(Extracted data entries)

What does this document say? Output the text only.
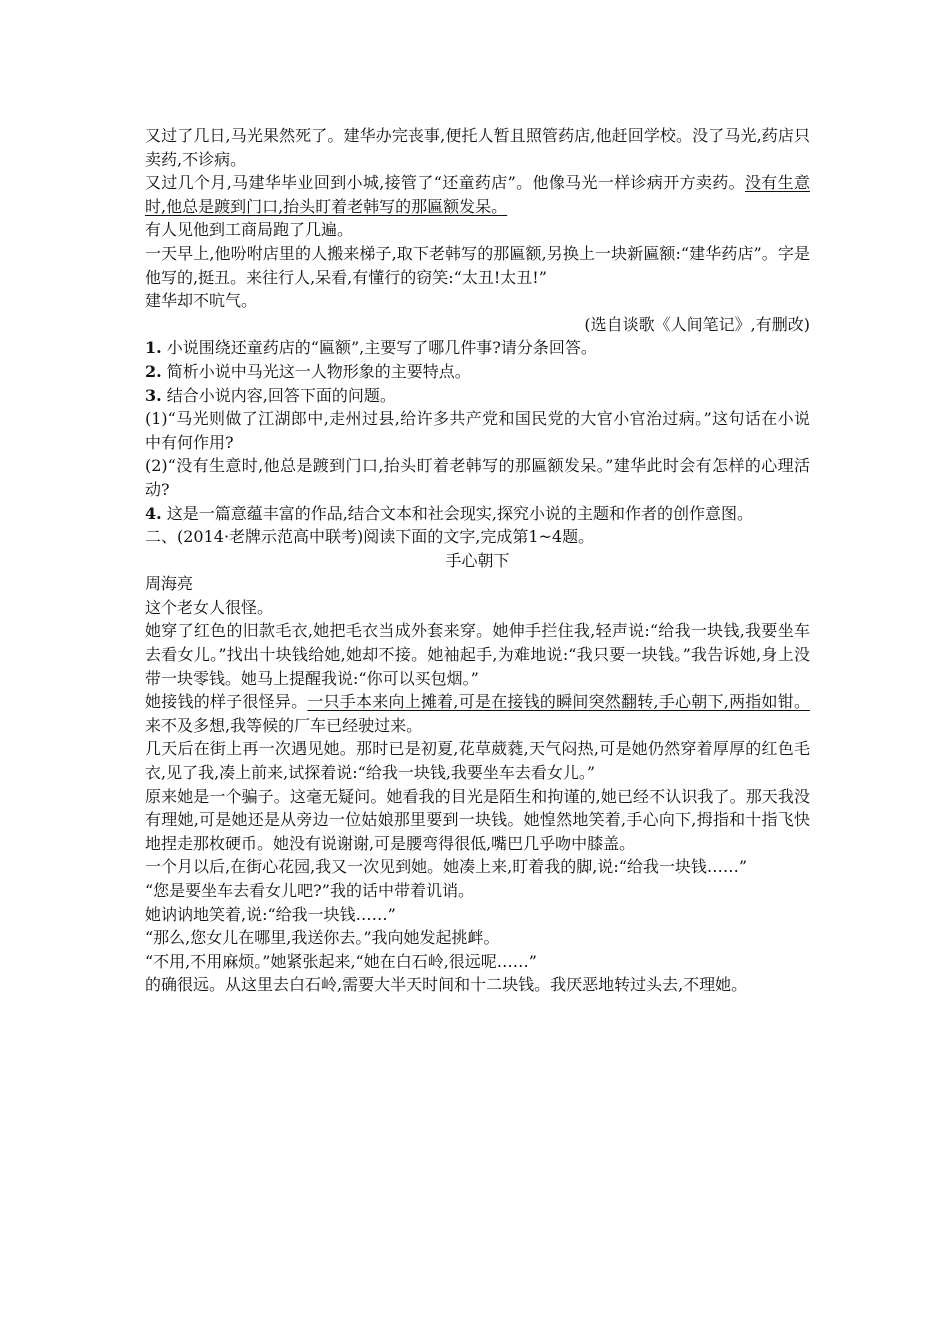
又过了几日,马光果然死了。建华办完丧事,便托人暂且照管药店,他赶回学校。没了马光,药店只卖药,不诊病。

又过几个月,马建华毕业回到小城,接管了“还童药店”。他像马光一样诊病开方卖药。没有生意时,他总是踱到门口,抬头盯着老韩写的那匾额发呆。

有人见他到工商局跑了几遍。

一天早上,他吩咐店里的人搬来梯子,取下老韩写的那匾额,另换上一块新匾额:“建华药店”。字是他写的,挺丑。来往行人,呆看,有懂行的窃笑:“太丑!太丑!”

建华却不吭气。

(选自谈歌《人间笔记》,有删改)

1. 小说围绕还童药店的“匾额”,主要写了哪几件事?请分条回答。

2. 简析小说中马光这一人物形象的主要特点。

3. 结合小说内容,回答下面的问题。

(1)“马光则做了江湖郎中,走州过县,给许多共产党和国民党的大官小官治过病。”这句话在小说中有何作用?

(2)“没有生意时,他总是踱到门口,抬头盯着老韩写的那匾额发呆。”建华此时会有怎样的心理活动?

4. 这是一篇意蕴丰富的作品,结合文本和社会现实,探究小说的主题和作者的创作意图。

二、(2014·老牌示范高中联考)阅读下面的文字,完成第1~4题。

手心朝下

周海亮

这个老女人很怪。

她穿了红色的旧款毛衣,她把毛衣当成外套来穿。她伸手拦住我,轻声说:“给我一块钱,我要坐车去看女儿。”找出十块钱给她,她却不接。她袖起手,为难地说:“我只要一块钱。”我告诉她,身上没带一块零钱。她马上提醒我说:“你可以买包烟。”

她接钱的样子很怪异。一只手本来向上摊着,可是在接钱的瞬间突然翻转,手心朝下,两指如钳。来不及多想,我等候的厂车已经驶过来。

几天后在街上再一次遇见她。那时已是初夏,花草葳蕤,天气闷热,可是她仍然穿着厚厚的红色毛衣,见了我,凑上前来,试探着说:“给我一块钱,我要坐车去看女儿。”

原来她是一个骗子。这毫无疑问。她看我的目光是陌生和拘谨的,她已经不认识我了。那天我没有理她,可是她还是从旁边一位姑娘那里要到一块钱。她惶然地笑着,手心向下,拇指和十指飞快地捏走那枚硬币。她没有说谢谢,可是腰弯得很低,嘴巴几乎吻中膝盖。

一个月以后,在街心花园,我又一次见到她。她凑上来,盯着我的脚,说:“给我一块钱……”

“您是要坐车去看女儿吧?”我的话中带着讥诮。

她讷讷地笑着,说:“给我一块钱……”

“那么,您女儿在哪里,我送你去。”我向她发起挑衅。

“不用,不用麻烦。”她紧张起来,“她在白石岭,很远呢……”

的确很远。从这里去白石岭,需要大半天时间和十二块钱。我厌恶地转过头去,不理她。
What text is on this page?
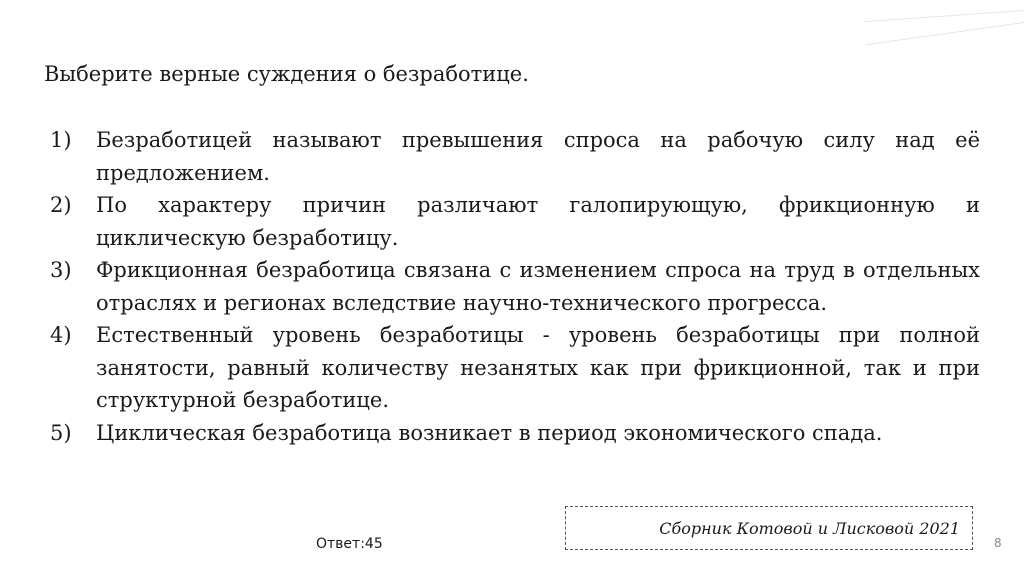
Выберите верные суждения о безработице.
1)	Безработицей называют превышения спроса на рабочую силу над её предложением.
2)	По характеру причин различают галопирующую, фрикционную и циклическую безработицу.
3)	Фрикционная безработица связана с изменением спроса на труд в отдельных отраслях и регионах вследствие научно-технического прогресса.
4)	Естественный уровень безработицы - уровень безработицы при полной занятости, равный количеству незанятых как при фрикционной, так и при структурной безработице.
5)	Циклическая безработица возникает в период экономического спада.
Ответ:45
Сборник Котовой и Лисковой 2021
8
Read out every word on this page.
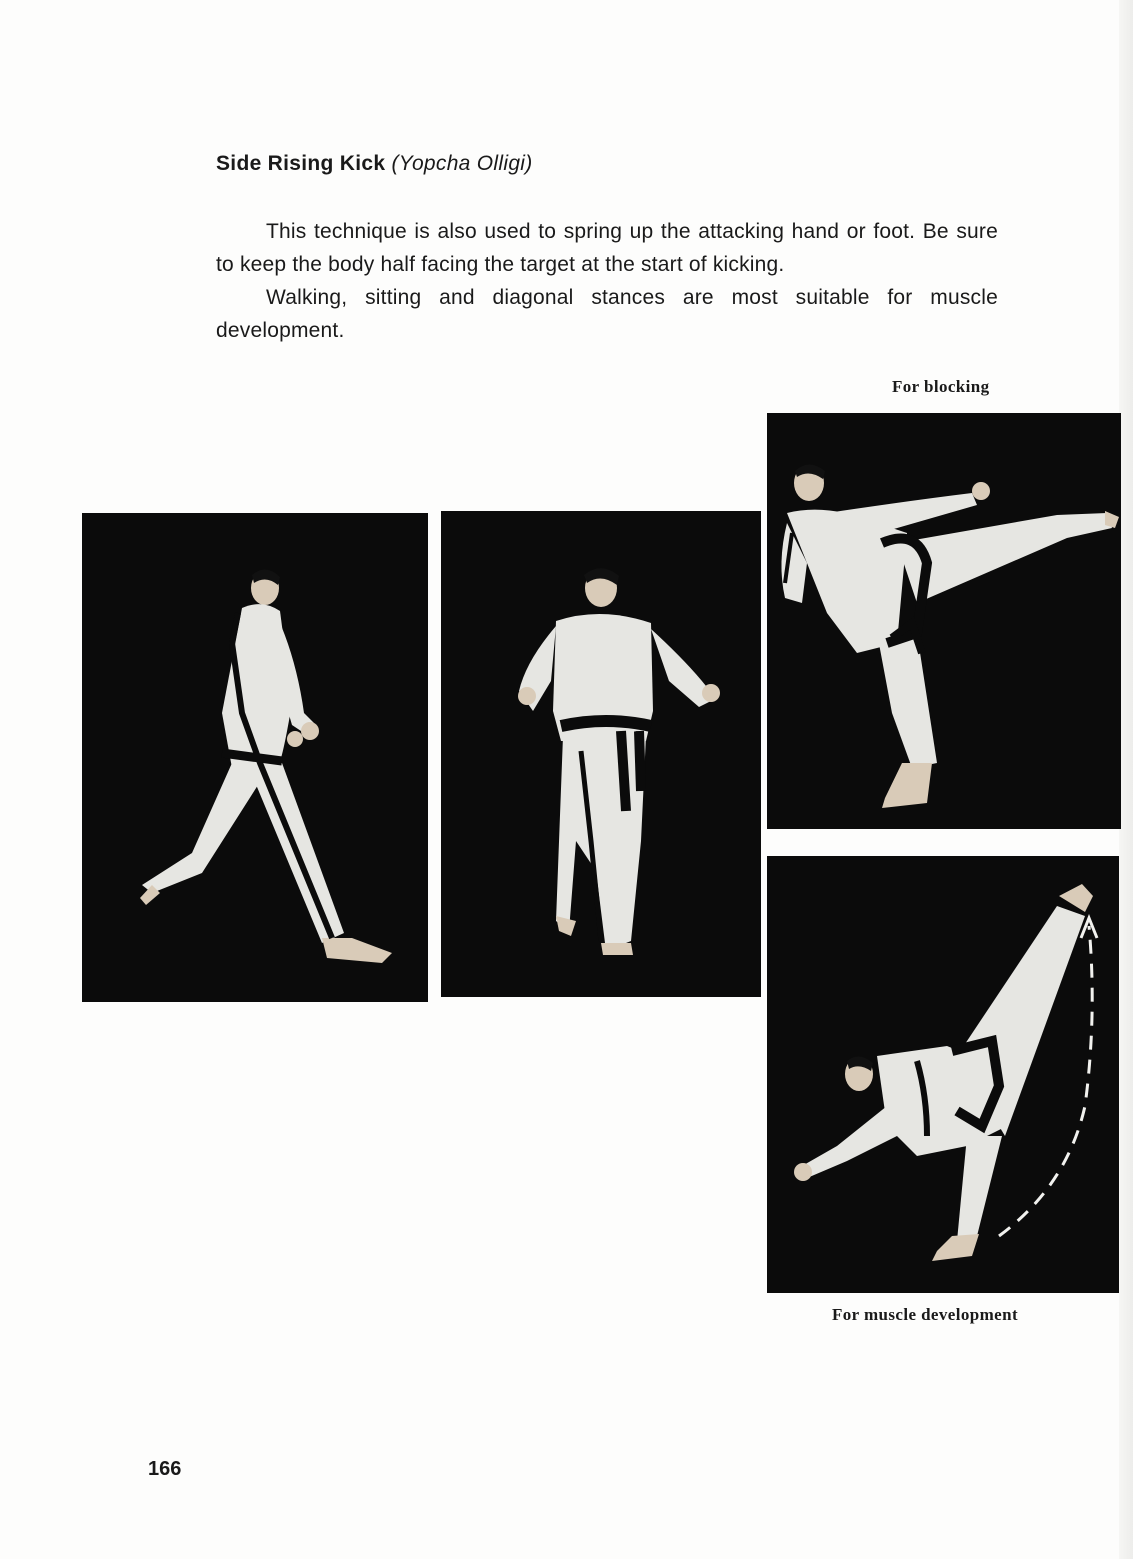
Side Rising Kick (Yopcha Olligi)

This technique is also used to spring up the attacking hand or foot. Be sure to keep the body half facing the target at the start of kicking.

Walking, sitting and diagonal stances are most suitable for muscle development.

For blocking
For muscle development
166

WORK TO COMPLETE. Copy the listing word for word, excluding its pictures.

RESULT OF THIS TASK.
What does this document say? Output the text only.
又过了几日,马光果然死了。建华办完丧事,便托人暂且照管药店,他赶回学校。没了马光,药店只卖药,不诊病。

又过几个月,马建华毕业回到小城,接管了“还童药店”。他像马光一样诊病开方卖药。没有生意时,他总是踱到门口,抬头盯着老韩写的那匾额发呆。

有人见他到工商局跑了几遍。

一天早上,他吩咐店里的人搬来梯子,取下老韩写的那匾额,另换上一块新匾额:“建华药店”。字是他写的,挺丑。来往行人,呆看,有懂行的窃笑:“太丑!太丑!”

建华却不吭气。

(选自谈歌《人间笔记》,有删改)

1. 小说围绕还童药店的“匾额”,主要写了哪几件事?请分条回答。

2. 简析小说中马光这一人物形象的主要特点。

3. 结合小说内容,回答下面的问题。

(1)“马光则做了江湖郎中,走州过县,给许多共产党和国民党的大官小官治过病。”这句话在小说中有何作用?

(2)“没有生意时,他总是踱到门口,抬头盯着老韩写的那匾额发呆。”建华此时会有怎样的心理活动?

4. 这是一篇意蕴丰富的作品,结合文本和社会现实,探究小说的主题和作者的创作意图。

二、(2014·老牌示范高中联考)阅读下面的文字,完成第1~4题。

手心朝下

周海亮

这个老女人很怪。

她穿了红色的旧款毛衣,她把毛衣当成外套来穿。她伸手拦住我,轻声说:“给我一块钱,我要坐车去看女儿。”找出十块钱给她,她却不接。她袖起手,为难地说:“我只要一块钱。”我告诉她,身上没带一块零钱。她马上提醒我说:“你可以买包烟。”

她接钱的样子很怪异。一只手本来向上摊着,可是在接钱的瞬间突然翻转,手心朝下,两指如钳。来不及多想,我等候的厂车已经驶过来。

几天后在街上再一次遇见她。那时已是初夏,花草葳蕤,天气闷热,可是她仍然穿着厚厚的红色毛衣,见了我,凑上前来,试探着说:“给我一块钱,我要坐车去看女儿。”

原来她是一个骗子。这毫无疑问。她看我的目光是陌生和拘谨的,她已经不认识我了。那天我没有理她,可是她还是从旁边一位姑娘那里要到一块钱。她惶然地笑着,手心向下,拇指和十指飞快地捏走那枚硬币。她没有说谢谢,可是腰弯得很低,嘴巴几乎吻中膝盖。

一个月以后,在街心花园,我又一次见到她。她凑上来,盯着我的脚,说:“给我一块钱……”

“您是要坐车去看女儿吧?”我的话中带着讥诮。

她讷讷地笑着,说:“给我一块钱……”

“那么,您女儿在哪里,我送你去。”我向她发起挑衅。

“不用,不用麻烦。”她紧张起来,“她在白石岭,很远呢……”

的确很远。从这里去白石岭,需要大半天时间和十二块钱。我厌恶地转过头去,不理她。
What text is on this page?
Выберите верные суждения о безработице.
1)	Безработицей называют превышения спроса на рабочую силу над её предложением.
2)	По характеру причин различают галопирующую, фрикционную и циклическую безработицу.
3)	Фрикционная безработица связана с изменением спроса на труд в отдельных отраслях и регионах вследствие научно-технического прогресса.
4)	Естественный уровень безработицы - уровень безработицы при полной занятости, равный количеству незанятых как при фрикционной, так и при структурной безработице.
5)	Циклическая безработица возникает в период экономического спада.
Ответ:45
Сборник Котовой и Лисковой 2021
8
Read out every word on this page.
Side Rising Kick (Yopcha Olligi)

This technique is also used to spring up the attacking hand or foot. Be sure to keep the body half facing the target at the start of kicking.

Walking, sitting and diagonal stances are most suitable for muscle development.

For blocking
For muscle development
166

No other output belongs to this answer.